- Assignment: Word for word, repeat all the entries below, but without the pictures.

- Given records:
■ ■ ■

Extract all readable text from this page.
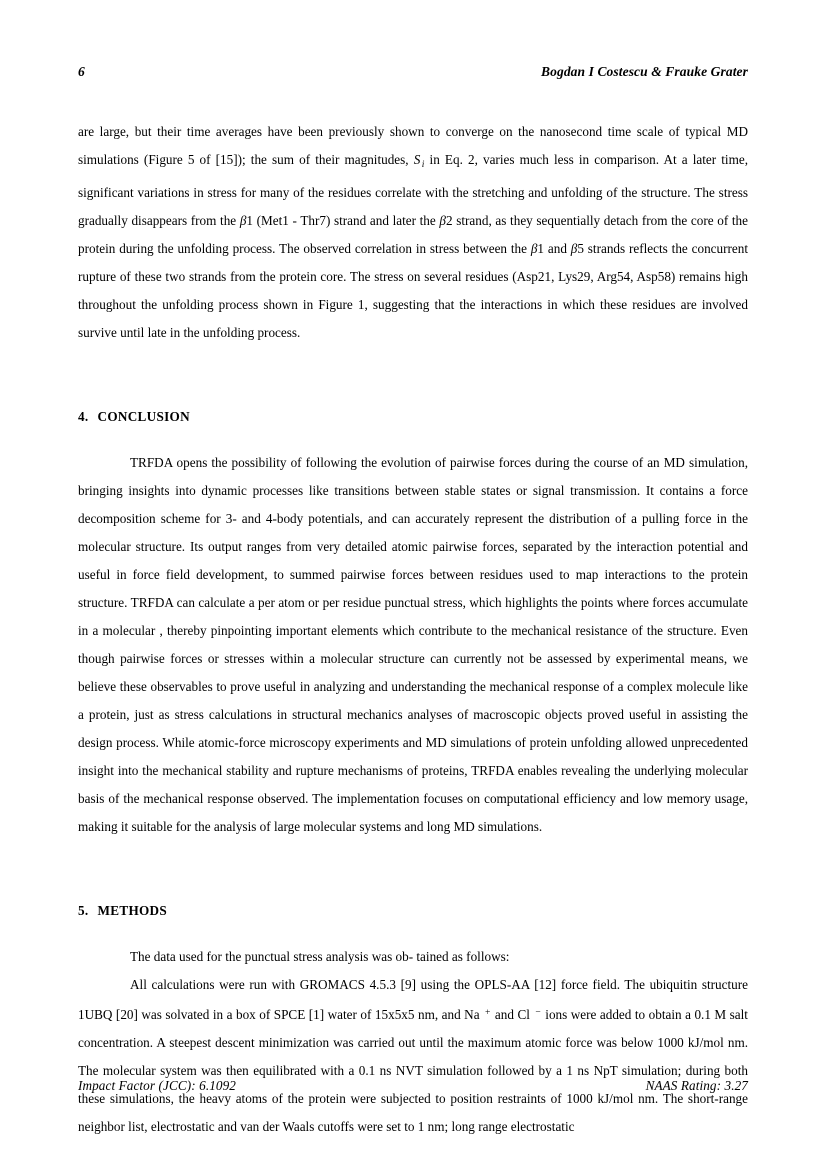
6	Bogdan I Costescu & Frauke Grater

are large, but their time averages have been previously shown to converge on the nanosecond time scale of typical MD simulations (Figure 5 of [15]); the sum of their magnitudes, S $_i$ in Eq. 2, varies much less in comparison. At a later time, significant variations in stress for many of the residues correlate with the stretching and unfolding of the structure. The stress gradually disappears from the β1 (Met1 - Thr7) strand and later the β2 strand, as they sequentially detach from the core of the protein during the unfolding process. The observed correlation in stress between the β1 and β5 strands reflects the concurrent rupture of these two strands from the protein core. The stress on several residues (Asp21, Lys29, Arg54, Asp58) remains high throughout the unfolding process shown in Figure 1, suggesting that the interactions in which these residues are involved survive until late in the unfolding process.

4. CONCLUSION

TRFDA opens the possibility of following the evolution of pairwise forces during the course of an MD simulation, bringing insights into dynamic processes like transitions between stable states or signal transmission. It contains a force decomposition scheme for 3- and 4-body potentials, and can accurately represent the distribution of a pulling force in the molecular structure. Its output ranges from very detailed atomic pairwise forces, separated by the interaction potential and useful in force field development, to summed pairwise forces between residues used to map interactions to the protein structure. TRFDA can calculate a per atom or per residue punctual stress, which highlights the points where forces accumulate in a molecular , thereby pinpointing important elements which contribute to the mechanical resistance of the structure. Even though pairwise forces or stresses within a molecular structure can currently not be assessed by experimental means, we believe these observables to prove useful in analyzing and understanding the mechanical response of a complex molecule like a protein, just as stress calculations in structural mechanics analyses of macroscopic objects proved useful in assisting the design process. While atomic-force microscopy experiments and MD simulations of protein unfolding allowed unprecedented insight into the mechanical stability and rupture mechanisms of proteins, TRFDA enables revealing the underlying molecular basis of the mechanical response observed. The implementation focuses on computational efficiency and low memory usage, making it suitable for the analysis of large molecular systems and long MD simulations.

5. METHODS

The data used for the punctual stress analysis was ob- tained as follows:

All calculations were run with GROMACS 4.5.3 [9] using the OPLS-AA [12] force field. The ubiquitin structure 1UBQ [20] was solvated in a box of SPCE [1] water of 15x5x5 nm, and Na + and Cl − ions were added to obtain a 0.1 M salt concentration. A steepest descent minimization was carried out until the maximum atomic force was below 1000 kJ/mol nm. The molecular system was then equilibrated with a 0.1 ns NVT simulation followed by a 1 ns NpT simulation; during both these simulations, the heavy atoms of the protein were subjected to position restraints of 1000 kJ/mol nm. The short-range neighbor list, electrostatic and van der Waals cutoffs were set to 1 nm; long range electrostatic

Impact Factor (JCC): 6.1092	NAAS Rating: 3.27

■ ■ ■

- Exercise solution:
Extract all readable text from this page.
6	Bogdan I Costescu & Frauke Grater

are large, but their time averages have been previously shown to converge on the nanosecond time scale of typical MD simulations (Figure 5 of [15]); the sum of their magnitudes, S $_i$ in Eq. 2, varies much less in comparison. At a later time, significant variations in stress for many of the residues correlate with the stretching and unfolding of the structure. The stress gradually disappears from the β1 (Met1 - Thr7) strand and later the β2 strand, as they sequentially detach from the core of the protein during the unfolding process. The observed correlation in stress between the β1 and β5 strands reflects the concurrent rupture of these two strands from the protein core. The stress on several residues (Asp21, Lys29, Arg54, Asp58) remains high throughout the unfolding process shown in Figure 1, suggesting that the interactions in which these residues are involved survive until late in the unfolding process.

4. CONCLUSION

TRFDA opens the possibility of following the evolution of pairwise forces during the course of an MD simulation, bringing insights into dynamic processes like transitions between stable states or signal transmission. It contains a force decomposition scheme for 3- and 4-body potentials, and can accurately represent the distribution of a pulling force in the molecular structure. Its output ranges from very detailed atomic pairwise forces, separated by the interaction potential and useful in force field development, to summed pairwise forces between residues used to map interactions to the protein structure. TRFDA can calculate a per atom or per residue punctual stress, which highlights the points where forces accumulate in a molecular , thereby pinpointing important elements which contribute to the mechanical resistance of the structure. Even though pairwise forces or stresses within a molecular structure can currently not be assessed by experimental means, we believe these observables to prove useful in analyzing and understanding the mechanical response of a complex molecule like a protein, just as stress calculations in structural mechanics analyses of macroscopic objects proved useful in assisting the design process. While atomic-force microscopy experiments and MD simulations of protein unfolding allowed unprecedented insight into the mechanical stability and rupture mechanisms of proteins, TRFDA enables revealing the underlying molecular basis of the mechanical response observed. The implementation focuses on computational efficiency and low memory usage, making it suitable for the analysis of large molecular systems and long MD simulations.

5. METHODS

The data used for the punctual stress analysis was ob- tained as follows:

All calculations were run with GROMACS 4.5.3 [9] using the OPLS-AA [12] force field. The ubiquitin structure 1UBQ [20] was solvated in a box of SPCE [1] water of 15x5x5 nm, and Na + and Cl − ions were added to obtain a 0.1 M salt concentration. A steepest descent minimization was carried out until the maximum atomic force was below 1000 kJ/mol nm. The molecular system was then equilibrated with a 0.1 ns NVT simulation followed by a 1 ns NpT simulation; during both these simulations, the heavy atoms of the protein were subjected to position restraints of 1000 kJ/mol nm. The short-range neighbor list, electrostatic and van der Waals cutoffs were set to 1 nm; long range electrostatic

Impact Factor (JCC): 6.1092	NAAS Rating: 3.27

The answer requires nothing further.